**Extract to read:**
★ ★ ★ ★

Put in a garden last year 20x26 foot.Doing the square foot gardening technique,I have okra,tomatoes,pole beans,blackeyed peas, conk peas,purple hulls.cukes,zuccinni ,crookneck squash,eggplant,corn and thats just the summer garden,more than the wife and I can eat so we have a lot for family.This winter the grandaughter and wife talked me into building a "designer" chicken coop,I call it the "coop deville".
100_3859.jpg
100_3886.jpg
100_4089.jpg
100_5415.jpg
 
We are planning to put in some more garden.
It won't be doubled but will be bigger.

We have asparagus and rapberries and usually grow lettuce, herbs, some spuds and a few peas and beans.
 
OK, phase one is complete. The acre of field corn I planted three weeks ago is up, nearly six inches tall, not a great stand, but a fair stand. I will probably spray it to kill some broadleaf weeds tomorrow.

I planted purple hull peas, sadandy peas, and cream 40 peas. I planted more field corn, so to have an extended roas'near season, as well as sweet corn, for corn on the cob. I found some very nice sweet 'tater plants and planted about 100, Beauregard variety. They are a Southern favorite, and can be cured, stored, and enjoyed all winter. I transplanted squash, watermelon, and cantalope seed I had started in peat pots. I planted okra, pepper, and of course, tomatoes. I have just about filled up all available space in both my irrigated plot, and the dryland plot.

★ ★ ★ ★

**Data excerpts:**
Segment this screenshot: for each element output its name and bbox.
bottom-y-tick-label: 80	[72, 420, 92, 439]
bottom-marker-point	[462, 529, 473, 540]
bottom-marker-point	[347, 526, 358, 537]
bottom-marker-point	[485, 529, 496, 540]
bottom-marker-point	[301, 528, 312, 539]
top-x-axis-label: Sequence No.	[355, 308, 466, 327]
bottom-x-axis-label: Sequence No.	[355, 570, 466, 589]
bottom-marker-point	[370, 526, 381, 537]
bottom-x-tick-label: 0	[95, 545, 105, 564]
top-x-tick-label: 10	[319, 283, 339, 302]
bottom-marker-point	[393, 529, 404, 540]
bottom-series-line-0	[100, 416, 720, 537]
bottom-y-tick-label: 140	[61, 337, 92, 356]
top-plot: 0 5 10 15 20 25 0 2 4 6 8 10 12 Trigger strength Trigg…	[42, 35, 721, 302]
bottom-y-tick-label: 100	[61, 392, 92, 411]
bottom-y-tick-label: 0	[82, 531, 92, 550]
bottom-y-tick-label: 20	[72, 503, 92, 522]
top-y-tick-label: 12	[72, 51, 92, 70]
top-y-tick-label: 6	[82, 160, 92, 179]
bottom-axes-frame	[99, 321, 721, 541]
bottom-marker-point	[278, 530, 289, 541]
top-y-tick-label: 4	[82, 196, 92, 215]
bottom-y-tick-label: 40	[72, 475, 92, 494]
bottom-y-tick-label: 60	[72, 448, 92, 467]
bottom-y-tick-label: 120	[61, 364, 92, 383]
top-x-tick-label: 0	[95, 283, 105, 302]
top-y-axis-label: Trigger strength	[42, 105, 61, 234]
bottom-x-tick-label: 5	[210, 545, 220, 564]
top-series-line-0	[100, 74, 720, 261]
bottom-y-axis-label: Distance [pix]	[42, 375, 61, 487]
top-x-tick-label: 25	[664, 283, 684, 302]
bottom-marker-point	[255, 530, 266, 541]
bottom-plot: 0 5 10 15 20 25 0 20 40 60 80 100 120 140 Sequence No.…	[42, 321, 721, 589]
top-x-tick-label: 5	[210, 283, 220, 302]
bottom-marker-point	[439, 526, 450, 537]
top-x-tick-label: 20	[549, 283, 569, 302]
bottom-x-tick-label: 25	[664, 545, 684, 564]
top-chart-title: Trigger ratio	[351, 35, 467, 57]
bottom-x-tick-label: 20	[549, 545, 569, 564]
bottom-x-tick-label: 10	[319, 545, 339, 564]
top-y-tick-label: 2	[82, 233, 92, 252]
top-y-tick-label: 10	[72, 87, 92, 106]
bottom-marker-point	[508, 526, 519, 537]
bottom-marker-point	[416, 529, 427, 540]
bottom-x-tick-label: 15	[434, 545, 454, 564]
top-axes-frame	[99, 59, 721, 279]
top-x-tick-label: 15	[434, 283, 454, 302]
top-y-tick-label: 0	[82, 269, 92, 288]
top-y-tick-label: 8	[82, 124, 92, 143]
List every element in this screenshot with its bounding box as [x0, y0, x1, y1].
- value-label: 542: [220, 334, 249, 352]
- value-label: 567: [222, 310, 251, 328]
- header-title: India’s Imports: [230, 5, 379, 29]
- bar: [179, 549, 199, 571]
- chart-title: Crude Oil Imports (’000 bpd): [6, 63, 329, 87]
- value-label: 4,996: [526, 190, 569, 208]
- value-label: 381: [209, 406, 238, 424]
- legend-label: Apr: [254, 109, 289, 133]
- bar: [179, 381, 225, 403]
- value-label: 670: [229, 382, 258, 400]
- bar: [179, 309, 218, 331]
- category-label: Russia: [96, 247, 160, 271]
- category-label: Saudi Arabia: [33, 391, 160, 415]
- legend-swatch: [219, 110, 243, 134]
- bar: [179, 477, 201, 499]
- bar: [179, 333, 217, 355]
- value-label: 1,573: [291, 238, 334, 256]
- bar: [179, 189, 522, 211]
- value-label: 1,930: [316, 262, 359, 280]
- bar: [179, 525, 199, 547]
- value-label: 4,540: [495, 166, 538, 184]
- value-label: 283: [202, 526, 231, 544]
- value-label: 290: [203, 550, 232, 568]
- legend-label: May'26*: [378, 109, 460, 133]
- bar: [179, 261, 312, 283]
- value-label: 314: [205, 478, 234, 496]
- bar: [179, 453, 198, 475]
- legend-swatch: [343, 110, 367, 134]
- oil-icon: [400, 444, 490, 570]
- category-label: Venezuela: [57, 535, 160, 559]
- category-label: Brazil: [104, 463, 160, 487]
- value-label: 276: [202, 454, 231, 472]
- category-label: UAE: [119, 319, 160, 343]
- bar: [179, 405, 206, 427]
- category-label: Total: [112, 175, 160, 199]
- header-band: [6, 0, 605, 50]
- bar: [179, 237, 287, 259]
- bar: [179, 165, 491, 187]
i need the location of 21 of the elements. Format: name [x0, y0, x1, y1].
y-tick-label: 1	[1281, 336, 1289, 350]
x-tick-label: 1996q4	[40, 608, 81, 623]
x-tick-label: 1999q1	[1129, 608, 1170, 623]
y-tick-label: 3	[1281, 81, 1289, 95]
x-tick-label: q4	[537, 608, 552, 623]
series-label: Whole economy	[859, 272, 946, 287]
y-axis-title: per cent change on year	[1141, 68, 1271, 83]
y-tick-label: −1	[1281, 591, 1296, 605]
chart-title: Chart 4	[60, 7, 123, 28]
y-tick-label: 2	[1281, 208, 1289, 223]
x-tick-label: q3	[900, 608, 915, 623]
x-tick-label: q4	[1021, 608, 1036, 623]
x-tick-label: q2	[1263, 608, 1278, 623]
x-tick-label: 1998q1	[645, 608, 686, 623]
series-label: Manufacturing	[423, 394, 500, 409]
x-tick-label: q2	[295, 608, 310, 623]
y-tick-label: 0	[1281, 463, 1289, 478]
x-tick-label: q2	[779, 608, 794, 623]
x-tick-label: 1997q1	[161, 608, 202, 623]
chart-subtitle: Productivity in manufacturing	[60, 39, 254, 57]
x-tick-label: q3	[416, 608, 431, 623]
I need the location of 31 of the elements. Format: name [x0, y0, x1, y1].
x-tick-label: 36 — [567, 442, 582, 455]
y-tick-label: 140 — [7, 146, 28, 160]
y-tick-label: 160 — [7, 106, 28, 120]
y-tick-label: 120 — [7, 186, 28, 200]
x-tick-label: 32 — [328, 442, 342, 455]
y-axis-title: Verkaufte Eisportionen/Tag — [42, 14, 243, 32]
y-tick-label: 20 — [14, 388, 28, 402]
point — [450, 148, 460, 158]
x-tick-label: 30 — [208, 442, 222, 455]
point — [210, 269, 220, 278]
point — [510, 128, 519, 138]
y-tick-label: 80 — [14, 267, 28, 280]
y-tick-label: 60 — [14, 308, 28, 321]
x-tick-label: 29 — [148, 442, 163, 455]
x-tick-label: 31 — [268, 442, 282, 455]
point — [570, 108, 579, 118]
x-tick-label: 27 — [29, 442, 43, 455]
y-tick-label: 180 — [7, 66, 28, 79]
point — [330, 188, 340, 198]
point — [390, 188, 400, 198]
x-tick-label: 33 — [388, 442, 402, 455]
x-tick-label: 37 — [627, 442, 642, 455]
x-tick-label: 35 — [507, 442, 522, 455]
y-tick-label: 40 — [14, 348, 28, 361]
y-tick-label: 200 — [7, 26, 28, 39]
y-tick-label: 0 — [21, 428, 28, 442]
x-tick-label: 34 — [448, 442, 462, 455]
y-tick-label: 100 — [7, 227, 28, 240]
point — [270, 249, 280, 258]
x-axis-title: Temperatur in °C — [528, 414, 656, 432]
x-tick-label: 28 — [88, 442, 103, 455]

★ ★ ★ ★

**What to produce:** Repeat the gardening text word for word, between "We have asparagus" and "the dryland plot.", inclusive.

**Result of the task:**
We have asparagus and rapberries and usually grow lettuce, herbs, some spuds and a few peas and beans.
 
OK, phase one is complete. The acre of field corn I planted three weeks ago is up, nearly six inches tall, not a great stand, but a fair stand. I will probably spray it to kill some broadleaf weeds tomorrow.

I planted purple hull peas, sadandy peas, and cream 40 peas. I planted more field corn, so to have an extended roas'near season, as well as sweet corn, for corn on the cob. I found some very nice sweet 'tater plants and planted about 100, Beauregard variety. They are a Southern favorite, and can be cured, stored, and enjoyed all winter. I transplanted squash, watermelon, and cantalope seed I had started in peat pots. I planted okra, pepper, and of course, tomatoes. I have just about filled up all available space in both my irrigated plot, and the dryland plot.